:: EXERCISE ::
All of the records listed below should be retyped exactly.

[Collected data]
-----

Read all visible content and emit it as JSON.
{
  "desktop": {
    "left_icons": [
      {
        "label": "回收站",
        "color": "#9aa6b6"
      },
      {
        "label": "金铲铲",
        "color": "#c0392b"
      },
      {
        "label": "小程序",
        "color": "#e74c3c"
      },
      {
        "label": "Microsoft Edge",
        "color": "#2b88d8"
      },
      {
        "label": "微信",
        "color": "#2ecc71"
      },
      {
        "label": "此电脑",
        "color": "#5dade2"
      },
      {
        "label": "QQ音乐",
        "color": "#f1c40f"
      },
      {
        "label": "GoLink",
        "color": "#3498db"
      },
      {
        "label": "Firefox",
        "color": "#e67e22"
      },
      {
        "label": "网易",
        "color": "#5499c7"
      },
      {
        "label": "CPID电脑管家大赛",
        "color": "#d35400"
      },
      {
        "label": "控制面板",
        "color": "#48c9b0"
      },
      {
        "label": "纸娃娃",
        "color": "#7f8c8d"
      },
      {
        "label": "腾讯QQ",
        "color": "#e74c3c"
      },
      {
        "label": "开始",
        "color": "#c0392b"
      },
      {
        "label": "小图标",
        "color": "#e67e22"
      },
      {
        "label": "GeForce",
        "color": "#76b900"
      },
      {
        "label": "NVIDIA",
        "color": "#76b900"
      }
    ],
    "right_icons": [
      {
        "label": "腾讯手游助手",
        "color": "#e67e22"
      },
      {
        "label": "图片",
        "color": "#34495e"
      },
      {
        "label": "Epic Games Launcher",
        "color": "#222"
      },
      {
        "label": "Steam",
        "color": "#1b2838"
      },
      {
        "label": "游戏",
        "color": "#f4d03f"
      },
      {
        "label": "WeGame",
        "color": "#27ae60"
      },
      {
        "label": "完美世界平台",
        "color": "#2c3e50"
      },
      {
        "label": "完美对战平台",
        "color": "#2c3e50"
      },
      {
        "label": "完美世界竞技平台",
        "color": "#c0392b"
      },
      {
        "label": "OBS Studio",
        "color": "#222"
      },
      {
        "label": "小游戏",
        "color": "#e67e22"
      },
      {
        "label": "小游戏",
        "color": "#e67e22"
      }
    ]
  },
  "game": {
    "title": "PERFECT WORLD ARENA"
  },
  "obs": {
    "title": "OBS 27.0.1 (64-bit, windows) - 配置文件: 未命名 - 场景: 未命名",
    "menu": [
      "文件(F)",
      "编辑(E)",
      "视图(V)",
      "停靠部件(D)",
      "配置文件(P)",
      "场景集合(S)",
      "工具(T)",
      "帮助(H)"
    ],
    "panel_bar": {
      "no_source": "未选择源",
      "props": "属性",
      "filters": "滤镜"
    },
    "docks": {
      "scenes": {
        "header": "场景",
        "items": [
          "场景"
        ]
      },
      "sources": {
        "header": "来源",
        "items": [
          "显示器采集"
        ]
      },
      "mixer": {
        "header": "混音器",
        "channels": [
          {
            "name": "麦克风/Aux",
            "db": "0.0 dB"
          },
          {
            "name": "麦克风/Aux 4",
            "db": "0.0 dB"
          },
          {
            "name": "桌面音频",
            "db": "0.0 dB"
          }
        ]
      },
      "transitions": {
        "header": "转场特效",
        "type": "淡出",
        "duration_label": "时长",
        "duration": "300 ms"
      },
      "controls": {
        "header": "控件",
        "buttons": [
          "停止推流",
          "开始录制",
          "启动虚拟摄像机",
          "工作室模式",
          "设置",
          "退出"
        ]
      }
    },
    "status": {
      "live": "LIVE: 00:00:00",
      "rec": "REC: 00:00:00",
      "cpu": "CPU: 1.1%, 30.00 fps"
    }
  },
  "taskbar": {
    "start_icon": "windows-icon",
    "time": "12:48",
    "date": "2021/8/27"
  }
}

-----

:: RESULT OF THIS EXERCISE ::
Read all visible content and emit it as JSON.
{
  "desktop": {
    "left_icons": [
      {
        "label": "回收站",
        "color": "#9aa6b6"
      },
      {
        "label": "金铲铲",
        "color": "#c0392b"
      },
      {
        "label": "小程序",
        "color": "#e74c3c"
      },
      {
        "label": "Microsoft Edge",
        "color": "#2b88d8"
      },
      {
        "label": "微信",
        "color": "#2ecc71"
      },
      {
        "label": "此电脑",
        "color": "#5dade2"
      },
      {
        "label": "QQ音乐",
        "color": "#f1c40f"
      },
      {
        "label": "GoLink",
        "color": "#3498db"
      },
      {
        "label": "Firefox",
        "color": "#e67e22"
      },
      {
        "label": "网易",
        "color": "#5499c7"
      },
      {
        "label": "CPID电脑管家大赛",
        "color": "#d35400"
      },
      {
        "label": "控制面板",
        "color": "#48c9b0"
      },
      {
        "label": "纸娃娃",
        "color": "#7f8c8d"
      },
      {
        "label": "腾讯QQ",
        "color": "#e74c3c"
      },
      {
        "label": "开始",
        "color": "#c0392b"
      },
      {
        "label": "小图标",
        "color": "#e67e22"
      },
      {
        "label": "GeForce",
        "color": "#76b900"
      },
      {
        "label": "NVIDIA",
        "color": "#76b900"
      }
    ],
    "right_icons": [
      {
        "label": "腾讯手游助手",
        "color": "#e67e22"
      },
      {
        "label": "图片",
        "color": "#34495e"
      },
      {
        "label": "Epic Games Launcher",
        "color": "#222"
      },
      {
        "label": "Steam",
        "color": "#1b2838"
      },
      {
        "label": "游戏",
        "color": "#f4d03f"
      },
      {
        "label": "WeGame",
        "color": "#27ae60"
      },
      {
        "label": "完美世界平台",
        "color": "#2c3e50"
      },
      {
        "label": "完美对战平台",
        "color": "#2c3e50"
      },
      {
        "label": "完美世界竞技平台",
        "color": "#c0392b"
      },
      {
        "label": "OBS Studio",
        "color": "#222"
      },
      {
        "label": "小游戏",
        "color": "#e67e22"
      },
      {
        "label": "小游戏",
        "color": "#e67e22"
      }
    ]
  },
  "game": {
    "title": "PERFECT WORLD ARENA"
  },
  "obs": {
    "title": "OBS 27.0.1 (64-bit, windows) - 配置文件: 未命名 - 场景: 未命名",
    "menu": [
      "文件(F)",
      "编辑(E)",
      "视图(V)",
      "停靠部件(D)",
      "配置文件(P)",
      "场景集合(S)",
      "工具(T)",
      "帮助(H)"
    ],
    "panel_bar": {
      "no_source": "未选择源",
      "props": "属性",
      "filters": "滤镜"
    },
    "docks": {
      "scenes": {
        "header": "场景",
        "items": [
          "场景"
        ]
      },
      "sources": {
        "header": "来源",
        "items": [
          "显示器采集"
        ]
      },
      "mixer": {
        "header": "混音器",
        "channels": [
          {
            "name": "麦克风/Aux",
            "db": "0.0 dB"
          },
          {
            "name": "麦克风/Aux 4",
            "db": "0.0 dB"
          },
          {
            "name": "桌面音频",
            "db": "0.0 dB"
          }
        ]
      },
      "transitions": {
        "header": "转场特效",
        "type": "淡出",
        "duration_label": "时长",
        "duration": "300 ms"
      },
      "controls": {
        "header": "控件",
        "buttons": [
          "停止推流",
          "开始录制",
          "启动虚拟摄像机",
          "工作室模式",
          "设置",
          "退出"
        ]
      }
    },
    "status": {
      "live": "LIVE: 00:00:00",
      "rec": "REC: 00:00:00",
      "cpu": "CPU: 1.1%, 30.00 fps"
    }
  },
  "taskbar": {
    "start_icon": "windows-icon",
    "time": "12:48",
    "date": "2021/8/27"
  }
}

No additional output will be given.